**TASK BRIEF**
Identify each line holding the string "Proportion" and copy it.

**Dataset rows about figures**
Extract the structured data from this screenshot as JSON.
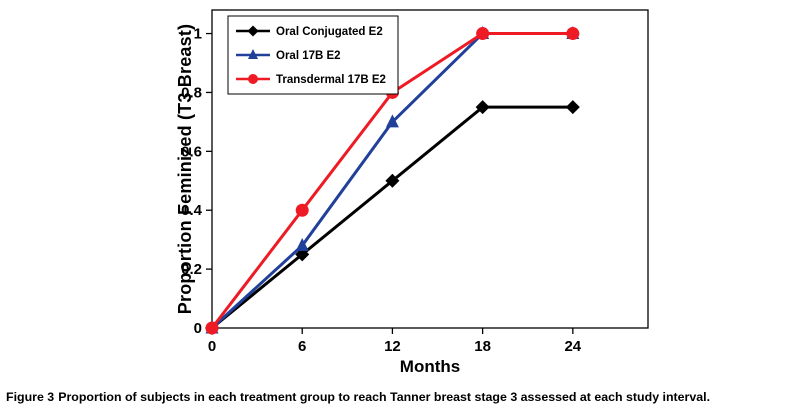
{
  "chart_data": {
    "type": "line",
    "title": "",
    "xlabel": "Months",
    "ylabel": "Proportion Feminized (T3 Breast)",
    "x": [
      0,
      6,
      12,
      18,
      24
    ],
    "series": [
      {
        "name": "Oral Conjugated E2",
        "values": [
          0,
          0.25,
          0.5,
          0.75,
          0.75
        ],
        "color": "#000000",
        "marker": "diamond"
      },
      {
        "name": "Oral 17B E2",
        "values": [
          0,
          0.28,
          0.7,
          1,
          1
        ],
        "color": "#21409a",
        "marker": "triangle"
      },
      {
        "name": "Transdermal 17B E2",
        "values": [
          0,
          0.4,
          0.8,
          1,
          1
        ],
        "color": "#ee1b24",
        "marker": "circle"
      }
    ],
    "xticks": [
      0,
      6,
      12,
      18,
      24
    ],
    "yticks": [
      0,
      0.2,
      0.4,
      0.6,
      0.8,
      1
    ],
    "xlim": [
      0,
      29
    ],
    "ylim": [
      0,
      1.08
    ],
    "grid": false,
    "legend_position": "top-left"
  },
  "caption": {
    "label": "Figure 3",
    "text": "Proportion of subjects in each treatment group to reach Tanner breast stage 3 assessed at each study interval."
  }
}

**RESPONSE TO THE EXERCISE**
    "ylabel": "Proportion Feminized (T3 Breast)",
    "text": "Proportion of subjects in each treatment group to reach Tanner breast stage 3 assessed at each study interval."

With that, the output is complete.